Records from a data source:
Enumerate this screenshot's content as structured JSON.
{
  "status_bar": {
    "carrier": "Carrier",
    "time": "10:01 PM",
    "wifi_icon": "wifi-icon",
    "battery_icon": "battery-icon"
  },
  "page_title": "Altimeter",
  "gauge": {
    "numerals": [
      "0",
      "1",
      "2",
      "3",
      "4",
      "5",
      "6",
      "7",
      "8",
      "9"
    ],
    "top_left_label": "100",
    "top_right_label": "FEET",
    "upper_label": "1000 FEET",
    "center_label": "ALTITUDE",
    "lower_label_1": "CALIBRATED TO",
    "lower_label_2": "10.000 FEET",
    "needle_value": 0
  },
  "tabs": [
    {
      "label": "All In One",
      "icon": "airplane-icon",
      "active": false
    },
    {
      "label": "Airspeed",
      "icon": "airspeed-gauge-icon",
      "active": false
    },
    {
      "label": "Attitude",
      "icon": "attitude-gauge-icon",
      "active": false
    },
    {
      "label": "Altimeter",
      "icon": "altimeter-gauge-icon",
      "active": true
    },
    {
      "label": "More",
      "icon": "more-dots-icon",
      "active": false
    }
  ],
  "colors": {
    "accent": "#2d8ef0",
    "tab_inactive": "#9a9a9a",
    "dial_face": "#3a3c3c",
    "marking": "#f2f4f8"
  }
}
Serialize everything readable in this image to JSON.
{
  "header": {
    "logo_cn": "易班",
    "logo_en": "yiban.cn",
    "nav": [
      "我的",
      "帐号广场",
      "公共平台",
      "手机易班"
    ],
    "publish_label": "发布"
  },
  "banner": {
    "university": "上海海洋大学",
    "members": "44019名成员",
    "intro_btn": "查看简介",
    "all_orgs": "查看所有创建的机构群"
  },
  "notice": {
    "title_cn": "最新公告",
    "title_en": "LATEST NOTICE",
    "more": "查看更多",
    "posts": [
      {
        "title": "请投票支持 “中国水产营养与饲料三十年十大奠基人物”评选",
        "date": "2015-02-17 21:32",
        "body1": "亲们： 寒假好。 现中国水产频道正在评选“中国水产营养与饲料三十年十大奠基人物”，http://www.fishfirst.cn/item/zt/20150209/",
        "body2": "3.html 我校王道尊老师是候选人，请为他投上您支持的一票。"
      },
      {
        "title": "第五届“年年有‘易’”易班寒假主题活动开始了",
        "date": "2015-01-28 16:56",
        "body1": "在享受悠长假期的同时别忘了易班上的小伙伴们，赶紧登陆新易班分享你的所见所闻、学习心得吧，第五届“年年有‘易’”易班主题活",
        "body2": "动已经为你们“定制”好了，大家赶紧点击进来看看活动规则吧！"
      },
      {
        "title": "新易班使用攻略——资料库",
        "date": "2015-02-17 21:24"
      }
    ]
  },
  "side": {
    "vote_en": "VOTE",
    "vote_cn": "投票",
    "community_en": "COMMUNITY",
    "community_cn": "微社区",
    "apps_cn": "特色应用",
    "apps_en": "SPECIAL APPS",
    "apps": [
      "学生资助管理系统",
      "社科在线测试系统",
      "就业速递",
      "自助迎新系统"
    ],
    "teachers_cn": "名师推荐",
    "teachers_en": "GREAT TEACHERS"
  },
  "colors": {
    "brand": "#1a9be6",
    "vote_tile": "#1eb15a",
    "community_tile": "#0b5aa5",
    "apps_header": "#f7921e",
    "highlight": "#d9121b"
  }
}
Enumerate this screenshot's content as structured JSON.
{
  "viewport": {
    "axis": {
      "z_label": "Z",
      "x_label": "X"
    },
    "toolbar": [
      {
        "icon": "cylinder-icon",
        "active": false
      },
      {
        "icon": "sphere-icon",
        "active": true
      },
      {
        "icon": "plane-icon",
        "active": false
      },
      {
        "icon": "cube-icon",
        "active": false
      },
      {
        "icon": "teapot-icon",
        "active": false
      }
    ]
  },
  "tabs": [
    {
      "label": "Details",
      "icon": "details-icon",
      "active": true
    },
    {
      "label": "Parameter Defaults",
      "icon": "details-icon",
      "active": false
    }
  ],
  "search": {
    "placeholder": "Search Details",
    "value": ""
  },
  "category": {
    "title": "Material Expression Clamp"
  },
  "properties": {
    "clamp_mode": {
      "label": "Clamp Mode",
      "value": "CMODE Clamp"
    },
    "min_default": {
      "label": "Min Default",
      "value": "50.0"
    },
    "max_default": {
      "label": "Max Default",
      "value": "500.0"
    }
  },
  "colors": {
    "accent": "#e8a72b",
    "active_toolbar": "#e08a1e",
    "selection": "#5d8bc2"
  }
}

**PROBLEM TO WORK ON**
From the listing above, extract all records word for word.

**OUTPUT FOR THIS EXERCISE**
Enumerate this screenshot's content as structured JSON.
{
  "status_bar": {
    "carrier": "Carrier",
    "time": "10:01 PM",
    "wifi_icon": "wifi-icon",
    "battery_icon": "battery-icon"
  },
  "page_title": "Altimeter",
  "gauge": {
    "numerals": [
      "0",
      "1",
      "2",
      "3",
      "4",
      "5",
      "6",
      "7",
      "8",
      "9"
    ],
    "top_left_label": "100",
    "top_right_label": "FEET",
    "upper_label": "1000 FEET",
    "center_label": "ALTITUDE",
    "lower_label_1": "CALIBRATED TO",
    "lower_label_2": "10.000 FEET",
    "needle_value": 0
  },
  "tabs": [
    {
      "label": "All In One",
      "icon": "airplane-icon",
      "active": false
    },
    {
      "label": "Airspeed",
      "icon": "airspeed-gauge-icon",
      "active": false
    },
    {
      "label": "Attitude",
      "icon": "attitude-gauge-icon",
      "active": false
    },
    {
      "label": "Altimeter",
      "icon": "altimeter-gauge-icon",
      "active": true
    },
    {
      "label": "More",
      "icon": "more-dots-icon",
      "active": false
    }
  ],
  "colors": {
    "accent": "#2d8ef0",
    "tab_inactive": "#9a9a9a",
    "dial_face": "#3a3c3c",
    "marking": "#f2f4f8"
  }
}
Serialize everything readable in this image to JSON.
{
  "header": {
    "logo_cn": "易班",
    "logo_en": "yiban.cn",
    "nav": [
      "我的",
      "帐号广场",
      "公共平台",
      "手机易班"
    ],
    "publish_label": "发布"
  },
  "banner": {
    "university": "上海海洋大学",
    "members": "44019名成员",
    "intro_btn": "查看简介",
    "all_orgs": "查看所有创建的机构群"
  },
  "notice": {
    "title_cn": "最新公告",
    "title_en": "LATEST NOTICE",
    "more": "查看更多",
    "posts": [
      {
        "title": "请投票支持 “中国水产营养与饲料三十年十大奠基人物”评选",
        "date": "2015-02-17 21:32",
        "body1": "亲们： 寒假好。 现中国水产频道正在评选“中国水产营养与饲料三十年十大奠基人物”，http://www.fishfirst.cn/item/zt/20150209/",
        "body2": "3.html 我校王道尊老师是候选人，请为他投上您支持的一票。"
      },
      {
        "title": "第五届“年年有‘易’”易班寒假主题活动开始了",
        "date": "2015-01-28 16:56",
        "body1": "在享受悠长假期的同时别忘了易班上的小伙伴们，赶紧登陆新易班分享你的所见所闻、学习心得吧，第五届“年年有‘易’”易班主题活",
        "body2": "动已经为你们“定制”好了，大家赶紧点击进来看看活动规则吧！"
      },
      {
        "title": "新易班使用攻略——资料库",
        "date": "2015-02-17 21:24"
      }
    ]
  },
  "side": {
    "vote_en": "VOTE",
    "vote_cn": "投票",
    "community_en": "COMMUNITY",
    "community_cn": "微社区",
    "apps_cn": "特色应用",
    "apps_en": "SPECIAL APPS",
    "apps": [
      "学生资助管理系统",
      "社科在线测试系统",
      "就业速递",
      "自助迎新系统"
    ],
    "teachers_cn": "名师推荐",
    "teachers_en": "GREAT TEACHERS"
  },
  "colors": {
    "brand": "#1a9be6",
    "vote_tile": "#1eb15a",
    "community_tile": "#0b5aa5",
    "apps_header": "#f7921e",
    "highlight": "#d9121b"
  }
}
Enumerate this screenshot's content as structured JSON.
{
  "viewport": {
    "axis": {
      "z_label": "Z",
      "x_label": "X"
    },
    "toolbar": [
      {
        "icon": "cylinder-icon",
        "active": false
      },
      {
        "icon": "sphere-icon",
        "active": true
      },
      {
        "icon": "plane-icon",
        "active": false
      },
      {
        "icon": "cube-icon",
        "active": false
      },
      {
        "icon": "teapot-icon",
        "active": false
      }
    ]
  },
  "tabs": [
    {
      "label": "Details",
      "icon": "details-icon",
      "active": true
    },
    {
      "label": "Parameter Defaults",
      "icon": "details-icon",
      "active": false
    }
  ],
  "search": {
    "placeholder": "Search Details",
    "value": ""
  },
  "category": {
    "title": "Material Expression Clamp"
  },
  "properties": {
    "clamp_mode": {
      "label": "Clamp Mode",
      "value": "CMODE Clamp"
    },
    "min_default": {
      "label": "Min Default",
      "value": "50.0"
    },
    "max_default": {
      "label": "Max Default",
      "value": "500.0"
    }
  },
  "colors": {
    "accent": "#e8a72b",
    "active_toolbar": "#e08a1e",
    "selection": "#5d8bc2"
  }
}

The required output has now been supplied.